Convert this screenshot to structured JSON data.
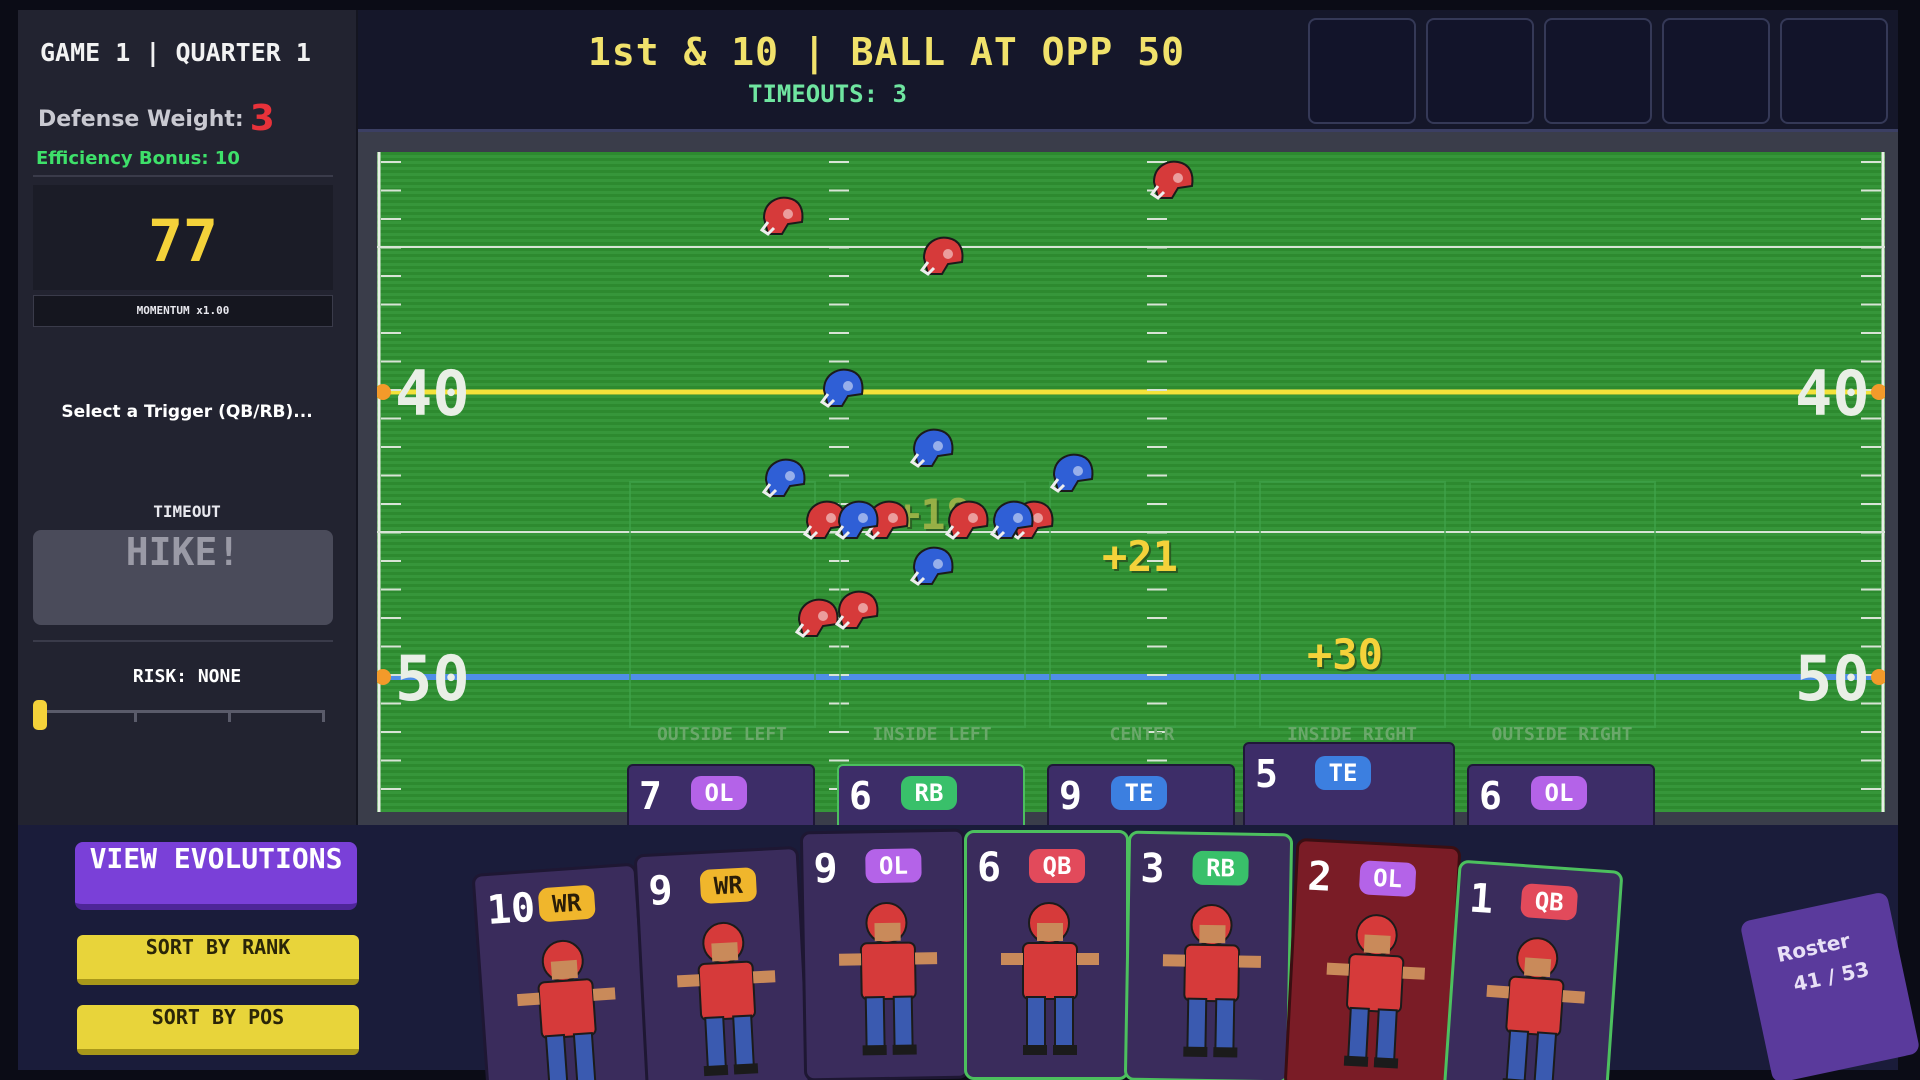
{
  "hud": {
    "game_quarter": "GAME 1 | QUARTER 1",
    "defense_weight_label": "Defense Weight:",
    "defense_weight_value": "3",
    "efficiency_bonus": "Efficiency Bonus: 10",
    "score": "77",
    "momentum": "MOMENTUM x1.00",
    "trigger_prompt": "Select a Trigger (QB/RB)...",
    "timeout_label": "TIMEOUT",
    "hike_label": "HIKE!",
    "risk": "RISK: NONE"
  },
  "top": {
    "down_distance": "1st & 10 | BALL AT OPP 50",
    "timeouts": "TIMEOUTS: 3",
    "slot_count": 5
  },
  "field": {
    "yard_numbers": {
      "upper": "40",
      "lower": "50"
    },
    "zones": [
      "OUTSIDE LEFT",
      "INSIDE LEFT",
      "CENTER",
      "INSIDE RIGHT",
      "OUTSIDE RIGHT"
    ],
    "bonuses": {
      "inside_left": "+18",
      "center": "+21",
      "inside_right": "+30"
    },
    "colors": {
      "line_of_scrimmage": "#f3e23a",
      "first_down": "#4f8ee8",
      "offense": "#2f5fd6",
      "defense": "#d63a3a"
    }
  },
  "zone_slots": [
    {
      "number": "7",
      "position": "OL"
    },
    {
      "number": "6",
      "position": "RB"
    },
    {
      "number": "9",
      "position": "TE"
    },
    {
      "number": "5",
      "position": "TE"
    },
    {
      "number": "6",
      "position": "OL"
    }
  ],
  "buttons": {
    "view_evolutions": "VIEW EVOLUTIONS",
    "sort_rank": "SORT BY RANK",
    "sort_pos": "SORT BY POS"
  },
  "hand": [
    {
      "number": "10",
      "position": "WR"
    },
    {
      "number": "9",
      "position": "WR"
    },
    {
      "number": "9",
      "position": "OL"
    },
    {
      "number": "6",
      "position": "QB"
    },
    {
      "number": "3",
      "position": "RB"
    },
    {
      "number": "2",
      "position": "OL"
    },
    {
      "number": "1",
      "position": "QB"
    }
  ],
  "roster": {
    "label": "Roster",
    "count": "41 / 53"
  }
}
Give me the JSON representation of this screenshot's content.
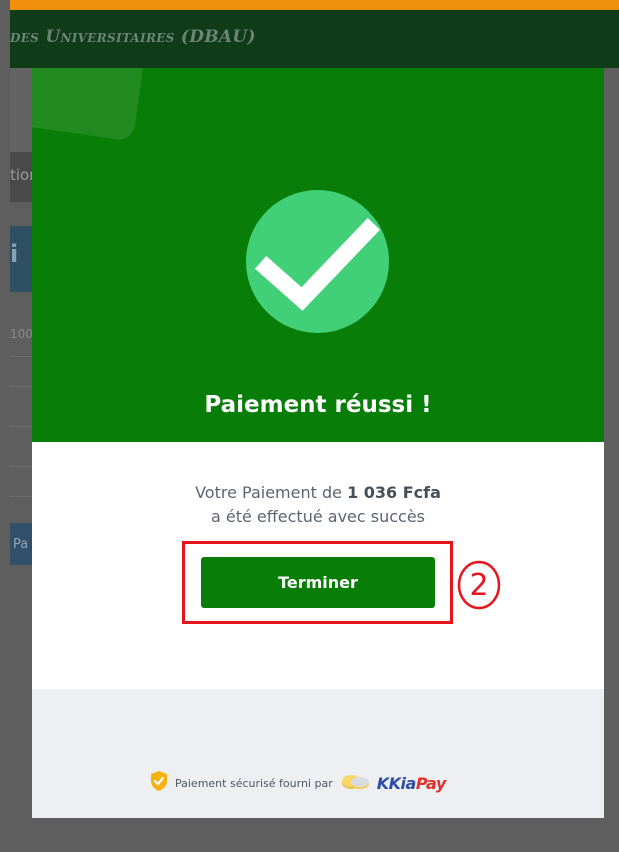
{
  "background": {
    "header_title": "des Universitaires (DBAU)",
    "nav_partial_text": "tion",
    "tile_letter": "i",
    "row_number_partial": "100",
    "button_partial_text": "Pa"
  },
  "modal": {
    "title": "Paiement réussi !",
    "message_prefix": "Votre Paiement de",
    "amount": "1 036 Fcfa",
    "message_line2": "a été effectué avec succès",
    "button_label": "Terminer",
    "footer": {
      "secure_text": "Paiement sécurisé fourni par",
      "brand_kk": "KKia",
      "brand_pay": "Pay"
    }
  },
  "annotation": {
    "step_number": "2"
  },
  "colors": {
    "modal_green": "#087e08",
    "check_circle": "#41d078",
    "annotation_red": "#e8141c",
    "header_orange": "#f0900a",
    "brand_blue": "#2c4fa3",
    "brand_red": "#e0312b"
  },
  "icons": [
    "check-icon",
    "shield-icon",
    "coins-icon"
  ]
}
-----
» Set task
Quote the entries in full. Any image among them is to be omitted from the copy.

» Answer to the problem
Convert this screenshot to structured JSON data.
{
  "hud": {
    "game_quarter": "GAME 1 | QUARTER 1",
    "defense_weight_label": "Defense Weight:",
    "defense_weight_value": "3",
    "efficiency_bonus": "Efficiency Bonus: 10",
    "score": "77",
    "momentum": "MOMENTUM x1.00",
    "trigger_prompt": "Select a Trigger (QB/RB)...",
    "timeout_label": "TIMEOUT",
    "hike_label": "HIKE!",
    "risk": "RISK: NONE"
  },
  "top": {
    "down_distance": "1st & 10 | BALL AT OPP 50",
    "timeouts": "TIMEOUTS: 3",
    "slot_count": 5
  },
  "field": {
    "yard_numbers": {
      "upper": "40",
      "lower": "50"
    },
    "zones": [
      "OUTSIDE LEFT",
      "INSIDE LEFT",
      "CENTER",
      "INSIDE RIGHT",
      "OUTSIDE RIGHT"
    ],
    "bonuses": {
      "inside_left": "+18",
      "center": "+21",
      "inside_right": "+30"
    },
    "colors": {
      "line_of_scrimmage": "#f3e23a",
      "first_down": "#4f8ee8",
      "offense": "#2f5fd6",
      "defense": "#d63a3a"
    }
  },
  "zone_slots": [
    {
      "number": "7",
      "position": "OL"
    },
    {
      "number": "6",
      "position": "RB"
    },
    {
      "number": "9",
      "position": "TE"
    },
    {
      "number": "5",
      "position": "TE"
    },
    {
      "number": "6",
      "position": "OL"
    }
  ],
  "buttons": {
    "view_evolutions": "VIEW EVOLUTIONS",
    "sort_rank": "SORT BY RANK",
    "sort_pos": "SORT BY POS"
  },
  "hand": [
    {
      "number": "10",
      "position": "WR"
    },
    {
      "number": "9",
      "position": "WR"
    },
    {
      "number": "9",
      "position": "OL"
    },
    {
      "number": "6",
      "position": "QB"
    },
    {
      "number": "3",
      "position": "RB"
    },
    {
      "number": "2",
      "position": "OL"
    },
    {
      "number": "1",
      "position": "QB"
    }
  ],
  "roster": {
    "label": "Roster",
    "count": "41 / 53"
  }
}
Give me the JSON representation of this screenshot's content.
{
  "background": {
    "header_title": "des Universitaires (DBAU)",
    "nav_partial_text": "tion",
    "tile_letter": "i",
    "row_number_partial": "100",
    "button_partial_text": "Pa"
  },
  "modal": {
    "title": "Paiement réussi !",
    "message_prefix": "Votre Paiement de",
    "amount": "1 036 Fcfa",
    "message_line2": "a été effectué avec succès",
    "button_label": "Terminer",
    "footer": {
      "secure_text": "Paiement sécurisé fourni par",
      "brand_kk": "KKia",
      "brand_pay": "Pay"
    }
  },
  "annotation": {
    "step_number": "2"
  },
  "colors": {
    "modal_green": "#087e08",
    "check_circle": "#41d078",
    "annotation_red": "#e8141c",
    "header_orange": "#f0900a",
    "brand_blue": "#2c4fa3",
    "brand_red": "#e0312b"
  },
  "icons": [
    "check-icon",
    "shield-icon",
    "coins-icon"
  ]
}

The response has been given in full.